─── Extracted material ───

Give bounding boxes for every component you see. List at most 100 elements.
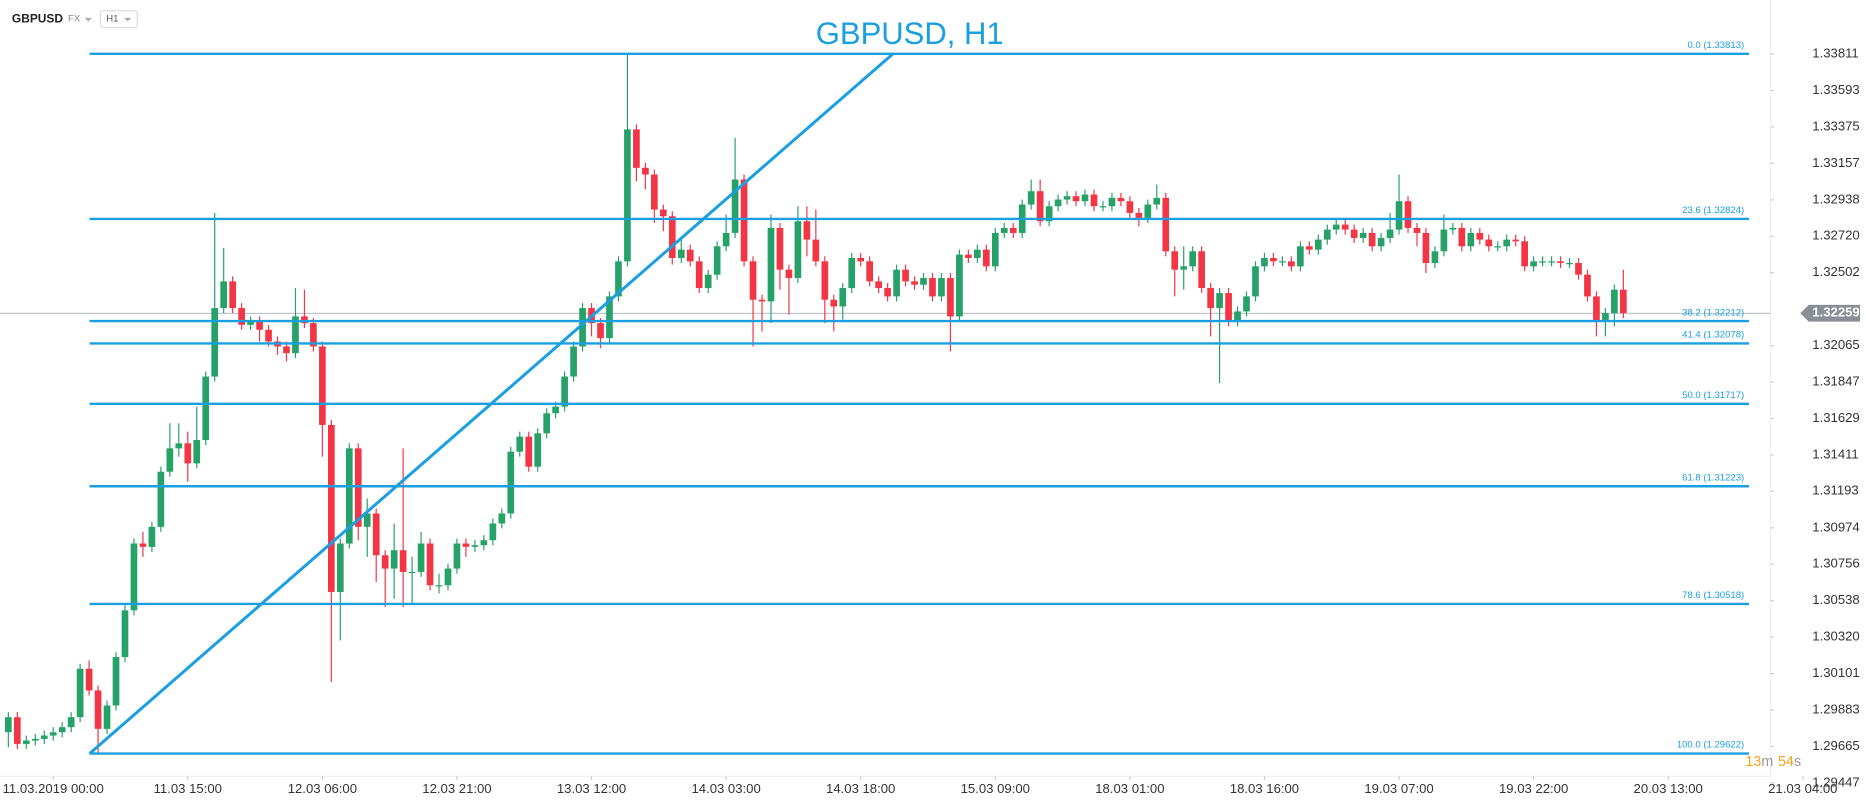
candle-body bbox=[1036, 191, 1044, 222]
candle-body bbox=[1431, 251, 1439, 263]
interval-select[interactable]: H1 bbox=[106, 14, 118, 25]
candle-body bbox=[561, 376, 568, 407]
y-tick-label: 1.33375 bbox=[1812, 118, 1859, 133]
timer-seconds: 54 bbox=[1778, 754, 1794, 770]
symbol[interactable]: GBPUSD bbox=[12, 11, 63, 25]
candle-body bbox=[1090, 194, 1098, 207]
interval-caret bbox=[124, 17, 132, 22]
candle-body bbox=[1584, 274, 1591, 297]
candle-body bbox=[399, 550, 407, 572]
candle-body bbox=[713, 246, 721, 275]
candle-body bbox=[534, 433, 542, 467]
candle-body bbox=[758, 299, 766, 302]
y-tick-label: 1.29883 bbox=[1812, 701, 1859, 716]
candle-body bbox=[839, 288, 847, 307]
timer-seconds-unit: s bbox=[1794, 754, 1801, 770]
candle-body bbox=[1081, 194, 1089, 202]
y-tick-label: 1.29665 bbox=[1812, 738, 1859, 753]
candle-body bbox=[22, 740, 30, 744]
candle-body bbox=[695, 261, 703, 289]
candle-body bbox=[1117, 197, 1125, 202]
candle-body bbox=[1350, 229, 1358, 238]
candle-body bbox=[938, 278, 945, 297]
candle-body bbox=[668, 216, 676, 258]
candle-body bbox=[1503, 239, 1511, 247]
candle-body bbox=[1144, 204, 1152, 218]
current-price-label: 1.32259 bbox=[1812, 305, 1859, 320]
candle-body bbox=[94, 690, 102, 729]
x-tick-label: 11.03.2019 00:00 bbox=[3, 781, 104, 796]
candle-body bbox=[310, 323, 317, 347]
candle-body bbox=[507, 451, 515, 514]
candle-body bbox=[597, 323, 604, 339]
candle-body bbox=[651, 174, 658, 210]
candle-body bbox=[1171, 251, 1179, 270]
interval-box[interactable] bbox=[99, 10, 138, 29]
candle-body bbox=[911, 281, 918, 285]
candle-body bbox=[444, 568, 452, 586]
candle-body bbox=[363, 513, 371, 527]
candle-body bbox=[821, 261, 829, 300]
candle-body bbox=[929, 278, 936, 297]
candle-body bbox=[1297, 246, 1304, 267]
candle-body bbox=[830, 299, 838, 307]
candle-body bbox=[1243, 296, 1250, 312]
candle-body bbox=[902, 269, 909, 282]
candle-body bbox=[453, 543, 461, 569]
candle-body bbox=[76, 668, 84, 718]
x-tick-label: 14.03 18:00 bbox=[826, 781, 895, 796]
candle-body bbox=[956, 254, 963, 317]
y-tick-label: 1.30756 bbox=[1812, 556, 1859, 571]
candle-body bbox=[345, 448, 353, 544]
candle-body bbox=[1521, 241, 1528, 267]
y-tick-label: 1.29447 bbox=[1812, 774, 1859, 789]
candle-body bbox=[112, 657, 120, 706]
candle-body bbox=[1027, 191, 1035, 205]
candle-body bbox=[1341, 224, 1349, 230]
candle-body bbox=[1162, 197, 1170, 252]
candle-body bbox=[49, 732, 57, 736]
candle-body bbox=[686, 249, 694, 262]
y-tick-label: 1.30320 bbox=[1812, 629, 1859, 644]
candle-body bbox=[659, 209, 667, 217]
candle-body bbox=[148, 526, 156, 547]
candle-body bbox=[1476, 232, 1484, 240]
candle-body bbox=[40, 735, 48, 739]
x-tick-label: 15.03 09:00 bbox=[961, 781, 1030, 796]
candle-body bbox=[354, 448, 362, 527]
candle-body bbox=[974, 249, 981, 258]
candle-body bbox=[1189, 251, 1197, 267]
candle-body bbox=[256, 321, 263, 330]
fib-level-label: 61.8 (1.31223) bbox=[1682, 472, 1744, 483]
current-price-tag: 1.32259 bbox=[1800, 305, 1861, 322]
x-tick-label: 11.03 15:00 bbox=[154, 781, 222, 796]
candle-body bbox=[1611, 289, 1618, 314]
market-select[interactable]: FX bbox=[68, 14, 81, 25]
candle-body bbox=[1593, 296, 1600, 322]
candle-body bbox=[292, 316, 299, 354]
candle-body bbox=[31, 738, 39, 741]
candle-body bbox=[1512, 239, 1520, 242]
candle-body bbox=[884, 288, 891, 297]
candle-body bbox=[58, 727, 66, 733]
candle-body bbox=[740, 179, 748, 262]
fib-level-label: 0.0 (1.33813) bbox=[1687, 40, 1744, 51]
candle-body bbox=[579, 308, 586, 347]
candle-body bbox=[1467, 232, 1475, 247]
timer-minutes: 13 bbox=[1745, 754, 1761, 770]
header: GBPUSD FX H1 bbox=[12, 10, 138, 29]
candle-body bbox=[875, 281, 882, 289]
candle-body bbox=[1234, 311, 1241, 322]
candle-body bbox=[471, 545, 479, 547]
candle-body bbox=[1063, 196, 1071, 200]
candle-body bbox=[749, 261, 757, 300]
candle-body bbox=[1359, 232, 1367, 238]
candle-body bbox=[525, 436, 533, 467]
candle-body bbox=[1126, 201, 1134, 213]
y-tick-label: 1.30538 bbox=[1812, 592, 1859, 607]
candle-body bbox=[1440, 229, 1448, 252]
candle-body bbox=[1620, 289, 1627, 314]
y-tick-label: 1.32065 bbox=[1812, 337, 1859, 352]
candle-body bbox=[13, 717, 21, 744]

───
─── Extracted material ───

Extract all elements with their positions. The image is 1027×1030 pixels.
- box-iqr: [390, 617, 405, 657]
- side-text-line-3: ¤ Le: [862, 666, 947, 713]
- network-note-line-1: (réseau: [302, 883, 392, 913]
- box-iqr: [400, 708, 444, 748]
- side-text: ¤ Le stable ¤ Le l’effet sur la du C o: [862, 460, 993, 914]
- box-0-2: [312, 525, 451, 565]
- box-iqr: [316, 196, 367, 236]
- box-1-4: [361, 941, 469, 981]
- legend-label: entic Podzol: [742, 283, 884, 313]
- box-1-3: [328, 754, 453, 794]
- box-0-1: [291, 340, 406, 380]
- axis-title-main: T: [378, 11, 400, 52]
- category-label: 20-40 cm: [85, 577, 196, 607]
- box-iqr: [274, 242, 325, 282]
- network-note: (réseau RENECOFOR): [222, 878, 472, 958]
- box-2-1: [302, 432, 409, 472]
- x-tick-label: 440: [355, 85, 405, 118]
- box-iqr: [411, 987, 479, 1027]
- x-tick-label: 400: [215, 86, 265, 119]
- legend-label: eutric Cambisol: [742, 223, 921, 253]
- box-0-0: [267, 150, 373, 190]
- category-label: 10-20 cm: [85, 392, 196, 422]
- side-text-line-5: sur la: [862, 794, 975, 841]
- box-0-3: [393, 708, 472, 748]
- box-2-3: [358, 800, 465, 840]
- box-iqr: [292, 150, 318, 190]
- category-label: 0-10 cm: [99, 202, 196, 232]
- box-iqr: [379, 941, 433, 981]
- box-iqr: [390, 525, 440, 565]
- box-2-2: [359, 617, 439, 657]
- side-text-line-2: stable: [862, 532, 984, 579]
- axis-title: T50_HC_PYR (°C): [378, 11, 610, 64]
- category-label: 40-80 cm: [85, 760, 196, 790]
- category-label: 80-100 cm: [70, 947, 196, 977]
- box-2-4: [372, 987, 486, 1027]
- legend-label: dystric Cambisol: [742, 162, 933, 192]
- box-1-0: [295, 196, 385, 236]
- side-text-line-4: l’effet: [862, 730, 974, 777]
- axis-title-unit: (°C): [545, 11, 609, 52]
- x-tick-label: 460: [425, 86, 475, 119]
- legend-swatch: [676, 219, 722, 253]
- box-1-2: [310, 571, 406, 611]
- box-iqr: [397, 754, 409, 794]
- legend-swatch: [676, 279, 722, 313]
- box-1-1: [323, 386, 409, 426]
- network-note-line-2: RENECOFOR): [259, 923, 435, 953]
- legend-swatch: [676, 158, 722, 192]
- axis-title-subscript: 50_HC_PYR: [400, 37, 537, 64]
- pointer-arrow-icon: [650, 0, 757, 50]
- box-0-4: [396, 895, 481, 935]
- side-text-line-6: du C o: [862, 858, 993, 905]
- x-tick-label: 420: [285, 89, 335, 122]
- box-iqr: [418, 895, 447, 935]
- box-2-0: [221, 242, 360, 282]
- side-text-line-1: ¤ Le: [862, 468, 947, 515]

───
─── Extracted material ───

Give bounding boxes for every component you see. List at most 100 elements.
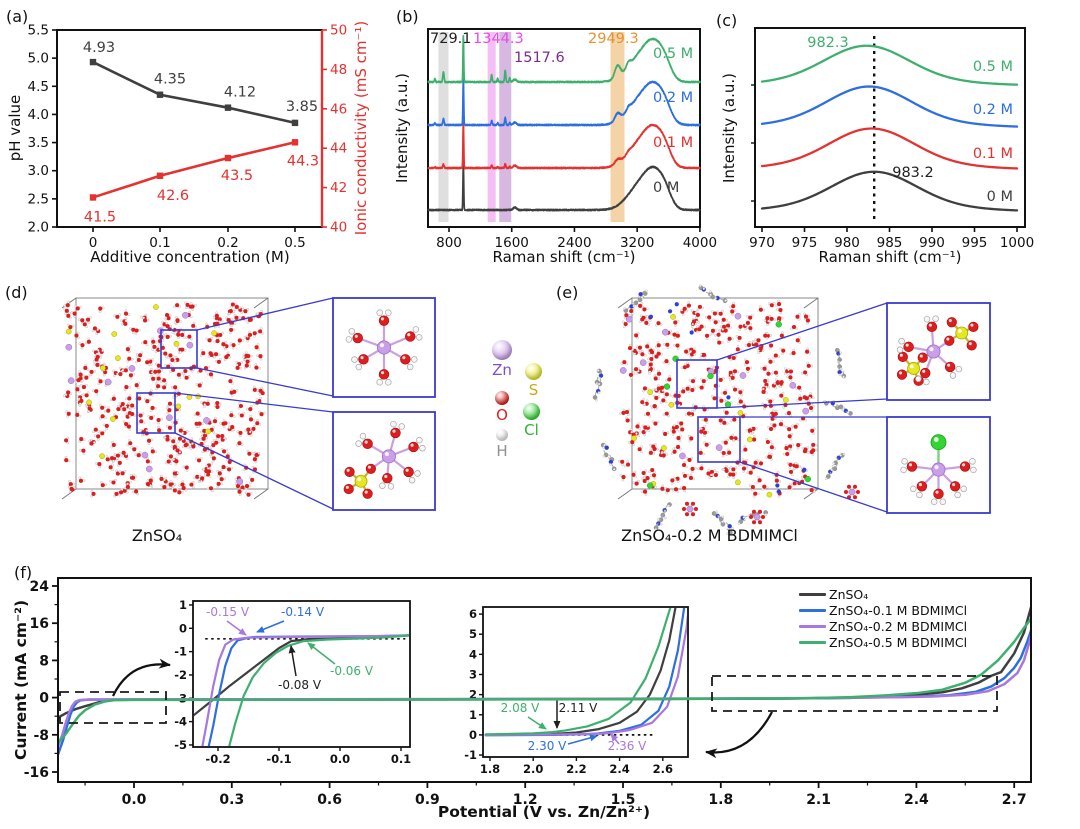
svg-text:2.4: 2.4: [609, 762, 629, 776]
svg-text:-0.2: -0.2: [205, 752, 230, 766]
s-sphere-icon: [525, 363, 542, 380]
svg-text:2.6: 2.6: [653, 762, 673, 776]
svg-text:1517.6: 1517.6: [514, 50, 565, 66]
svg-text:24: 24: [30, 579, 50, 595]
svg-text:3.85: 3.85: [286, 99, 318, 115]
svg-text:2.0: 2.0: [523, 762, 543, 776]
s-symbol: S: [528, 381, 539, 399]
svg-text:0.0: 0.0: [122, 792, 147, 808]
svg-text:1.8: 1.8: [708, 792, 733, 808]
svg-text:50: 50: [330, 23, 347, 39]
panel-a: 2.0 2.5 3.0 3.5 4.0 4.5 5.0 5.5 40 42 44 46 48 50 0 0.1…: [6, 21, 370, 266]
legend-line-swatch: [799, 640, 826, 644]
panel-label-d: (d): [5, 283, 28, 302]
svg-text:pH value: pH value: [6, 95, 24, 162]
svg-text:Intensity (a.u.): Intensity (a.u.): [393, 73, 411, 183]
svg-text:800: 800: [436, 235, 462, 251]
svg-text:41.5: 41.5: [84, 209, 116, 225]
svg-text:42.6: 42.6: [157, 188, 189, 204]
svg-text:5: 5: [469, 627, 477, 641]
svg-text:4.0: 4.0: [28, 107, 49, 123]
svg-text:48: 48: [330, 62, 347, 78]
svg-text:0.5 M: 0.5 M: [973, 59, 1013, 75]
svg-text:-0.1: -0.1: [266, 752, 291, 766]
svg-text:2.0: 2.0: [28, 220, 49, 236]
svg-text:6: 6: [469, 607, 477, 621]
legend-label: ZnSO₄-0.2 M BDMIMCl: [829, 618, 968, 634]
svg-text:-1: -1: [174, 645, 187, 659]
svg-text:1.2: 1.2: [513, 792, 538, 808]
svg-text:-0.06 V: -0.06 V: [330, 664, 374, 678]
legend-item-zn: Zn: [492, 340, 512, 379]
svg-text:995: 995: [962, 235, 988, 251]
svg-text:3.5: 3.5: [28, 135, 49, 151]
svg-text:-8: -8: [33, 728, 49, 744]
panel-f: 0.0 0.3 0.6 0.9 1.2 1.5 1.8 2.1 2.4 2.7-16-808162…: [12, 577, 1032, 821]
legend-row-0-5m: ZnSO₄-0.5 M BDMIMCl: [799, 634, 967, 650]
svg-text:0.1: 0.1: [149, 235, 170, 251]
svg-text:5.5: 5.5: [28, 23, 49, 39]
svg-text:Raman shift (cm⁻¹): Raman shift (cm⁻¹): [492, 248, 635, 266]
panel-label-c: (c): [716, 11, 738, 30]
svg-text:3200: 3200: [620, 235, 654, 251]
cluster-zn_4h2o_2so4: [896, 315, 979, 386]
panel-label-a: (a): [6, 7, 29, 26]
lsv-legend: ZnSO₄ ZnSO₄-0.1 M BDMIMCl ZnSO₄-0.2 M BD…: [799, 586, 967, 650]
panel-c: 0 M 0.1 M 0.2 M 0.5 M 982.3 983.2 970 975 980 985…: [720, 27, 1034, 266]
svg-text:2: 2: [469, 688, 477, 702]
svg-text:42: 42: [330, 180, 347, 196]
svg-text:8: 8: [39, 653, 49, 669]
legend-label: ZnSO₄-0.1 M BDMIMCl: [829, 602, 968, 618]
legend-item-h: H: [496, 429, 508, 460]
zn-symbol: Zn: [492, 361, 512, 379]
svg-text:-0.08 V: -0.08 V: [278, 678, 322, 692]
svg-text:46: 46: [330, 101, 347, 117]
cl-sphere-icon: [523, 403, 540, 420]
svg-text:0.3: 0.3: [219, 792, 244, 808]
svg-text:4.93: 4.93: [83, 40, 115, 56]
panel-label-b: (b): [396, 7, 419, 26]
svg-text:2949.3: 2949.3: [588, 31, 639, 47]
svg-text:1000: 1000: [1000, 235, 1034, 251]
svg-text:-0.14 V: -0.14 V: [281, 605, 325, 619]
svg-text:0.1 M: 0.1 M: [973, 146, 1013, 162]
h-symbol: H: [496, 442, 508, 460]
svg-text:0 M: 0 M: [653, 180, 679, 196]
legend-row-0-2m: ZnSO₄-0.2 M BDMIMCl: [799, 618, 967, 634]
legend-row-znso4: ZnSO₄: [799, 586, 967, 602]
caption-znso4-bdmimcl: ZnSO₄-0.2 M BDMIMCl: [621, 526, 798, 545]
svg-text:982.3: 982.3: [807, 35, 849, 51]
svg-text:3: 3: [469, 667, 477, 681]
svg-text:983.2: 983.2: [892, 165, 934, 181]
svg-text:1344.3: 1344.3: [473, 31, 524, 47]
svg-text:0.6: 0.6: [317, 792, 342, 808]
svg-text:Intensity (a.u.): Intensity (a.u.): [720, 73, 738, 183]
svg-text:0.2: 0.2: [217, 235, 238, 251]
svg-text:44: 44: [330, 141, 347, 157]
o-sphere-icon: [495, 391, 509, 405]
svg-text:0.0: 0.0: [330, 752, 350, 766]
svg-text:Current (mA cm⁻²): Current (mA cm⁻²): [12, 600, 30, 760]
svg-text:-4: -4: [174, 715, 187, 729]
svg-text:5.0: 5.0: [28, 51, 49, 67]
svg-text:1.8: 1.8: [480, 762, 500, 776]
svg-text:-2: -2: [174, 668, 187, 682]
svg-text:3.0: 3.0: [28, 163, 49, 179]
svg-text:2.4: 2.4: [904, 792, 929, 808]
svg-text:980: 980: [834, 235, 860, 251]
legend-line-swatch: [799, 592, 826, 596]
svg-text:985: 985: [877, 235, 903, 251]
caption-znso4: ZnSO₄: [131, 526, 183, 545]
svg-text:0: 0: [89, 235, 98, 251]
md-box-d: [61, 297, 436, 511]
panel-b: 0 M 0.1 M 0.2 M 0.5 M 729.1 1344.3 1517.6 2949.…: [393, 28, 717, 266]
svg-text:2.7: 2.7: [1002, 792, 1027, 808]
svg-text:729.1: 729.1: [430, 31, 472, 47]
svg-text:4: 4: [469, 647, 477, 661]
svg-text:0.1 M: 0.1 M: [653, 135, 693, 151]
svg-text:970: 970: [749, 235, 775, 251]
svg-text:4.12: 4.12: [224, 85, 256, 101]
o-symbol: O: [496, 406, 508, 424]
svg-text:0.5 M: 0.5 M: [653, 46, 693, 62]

───

● **Short exercise**
Copy the lines between the one containing "candle-body bbox=[1036, 191, 1044, 222]" and the one containing "candle-body bbox=[1584, 274, 1591, 297]", both included, with no changes.

● **Output for this task**
candle-body bbox=[1036, 191, 1044, 222]
candle-body bbox=[1431, 251, 1439, 263]
interval-select[interactable]: H1 bbox=[106, 14, 118, 25]
candle-body bbox=[561, 376, 568, 407]
y-tick-label: 1.33375 bbox=[1812, 118, 1859, 133]
timer-seconds: 54 bbox=[1778, 754, 1794, 770]
symbol[interactable]: GBPUSD bbox=[12, 11, 63, 25]
candle-body bbox=[1090, 194, 1098, 207]
interval-caret bbox=[124, 17, 132, 22]
candle-body bbox=[1584, 274, 1591, 297]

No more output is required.